§ **Exercise instructions**:
Set down all of the data exactly as it appears.

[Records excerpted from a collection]
*-*-*
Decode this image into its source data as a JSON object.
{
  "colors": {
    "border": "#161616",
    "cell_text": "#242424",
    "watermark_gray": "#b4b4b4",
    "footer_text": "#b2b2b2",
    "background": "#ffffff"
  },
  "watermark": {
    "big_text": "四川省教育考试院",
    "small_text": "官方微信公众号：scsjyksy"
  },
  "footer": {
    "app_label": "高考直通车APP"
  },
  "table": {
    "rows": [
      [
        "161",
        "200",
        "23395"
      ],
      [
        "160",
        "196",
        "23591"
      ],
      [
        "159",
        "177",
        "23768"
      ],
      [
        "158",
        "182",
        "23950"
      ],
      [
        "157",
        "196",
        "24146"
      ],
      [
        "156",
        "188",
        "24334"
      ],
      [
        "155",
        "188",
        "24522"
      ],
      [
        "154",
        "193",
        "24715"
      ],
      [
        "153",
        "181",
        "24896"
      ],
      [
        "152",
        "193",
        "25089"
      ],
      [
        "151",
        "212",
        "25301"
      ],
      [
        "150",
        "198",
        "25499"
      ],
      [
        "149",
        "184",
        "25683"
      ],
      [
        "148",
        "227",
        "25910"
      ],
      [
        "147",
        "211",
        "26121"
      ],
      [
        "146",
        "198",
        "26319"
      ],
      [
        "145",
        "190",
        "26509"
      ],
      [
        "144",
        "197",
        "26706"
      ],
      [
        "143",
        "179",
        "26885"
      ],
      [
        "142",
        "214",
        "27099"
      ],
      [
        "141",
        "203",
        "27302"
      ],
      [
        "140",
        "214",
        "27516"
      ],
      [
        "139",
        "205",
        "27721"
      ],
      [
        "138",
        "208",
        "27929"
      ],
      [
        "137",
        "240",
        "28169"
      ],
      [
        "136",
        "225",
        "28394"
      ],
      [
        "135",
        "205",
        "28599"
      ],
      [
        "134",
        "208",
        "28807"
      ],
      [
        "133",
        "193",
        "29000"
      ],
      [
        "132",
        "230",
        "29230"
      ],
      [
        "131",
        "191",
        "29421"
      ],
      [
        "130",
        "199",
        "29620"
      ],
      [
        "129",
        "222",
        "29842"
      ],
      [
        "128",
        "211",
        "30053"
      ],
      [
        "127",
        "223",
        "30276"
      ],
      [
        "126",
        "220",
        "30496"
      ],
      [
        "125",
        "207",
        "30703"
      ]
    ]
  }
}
*-*-*
§ **Complete output**:
Decode this image into its source data as a JSON object.
{
  "colors": {
    "border": "#161616",
    "cell_text": "#242424",
    "watermark_gray": "#b4b4b4",
    "footer_text": "#b2b2b2",
    "background": "#ffffff"
  },
  "watermark": {
    "big_text": "四川省教育考试院",
    "small_text": "官方微信公众号：scsjyksy"
  },
  "footer": {
    "app_label": "高考直通车APP"
  },
  "table": {
    "rows": [
      [
        "161",
        "200",
        "23395"
      ],
      [
        "160",
        "196",
        "23591"
      ],
      [
        "159",
        "177",
        "23768"
      ],
      [
        "158",
        "182",
        "23950"
      ],
      [
        "157",
        "196",
        "24146"
      ],
      [
        "156",
        "188",
        "24334"
      ],
      [
        "155",
        "188",
        "24522"
      ],
      [
        "154",
        "193",
        "24715"
      ],
      [
        "153",
        "181",
        "24896"
      ],
      [
        "152",
        "193",
        "25089"
      ],
      [
        "151",
        "212",
        "25301"
      ],
      [
        "150",
        "198",
        "25499"
      ],
      [
        "149",
        "184",
        "25683"
      ],
      [
        "148",
        "227",
        "25910"
      ],
      [
        "147",
        "211",
        "26121"
      ],
      [
        "146",
        "198",
        "26319"
      ],
      [
        "145",
        "190",
        "26509"
      ],
      [
        "144",
        "197",
        "26706"
      ],
      [
        "143",
        "179",
        "26885"
      ],
      [
        "142",
        "214",
        "27099"
      ],
      [
        "141",
        "203",
        "27302"
      ],
      [
        "140",
        "214",
        "27516"
      ],
      [
        "139",
        "205",
        "27721"
      ],
      [
        "138",
        "208",
        "27929"
      ],
      [
        "137",
        "240",
        "28169"
      ],
      [
        "136",
        "225",
        "28394"
      ],
      [
        "135",
        "205",
        "28599"
      ],
      [
        "134",
        "208",
        "28807"
      ],
      [
        "133",
        "193",
        "29000"
      ],
      [
        "132",
        "230",
        "29230"
      ],
      [
        "131",
        "191",
        "29421"
      ],
      [
        "130",
        "199",
        "29620"
      ],
      [
        "129",
        "222",
        "29842"
      ],
      [
        "128",
        "211",
        "30053"
      ],
      [
        "127",
        "223",
        "30276"
      ],
      [
        "126",
        "220",
        "30496"
      ],
      [
        "125",
        "207",
        "30703"
      ]
    ]
  }
}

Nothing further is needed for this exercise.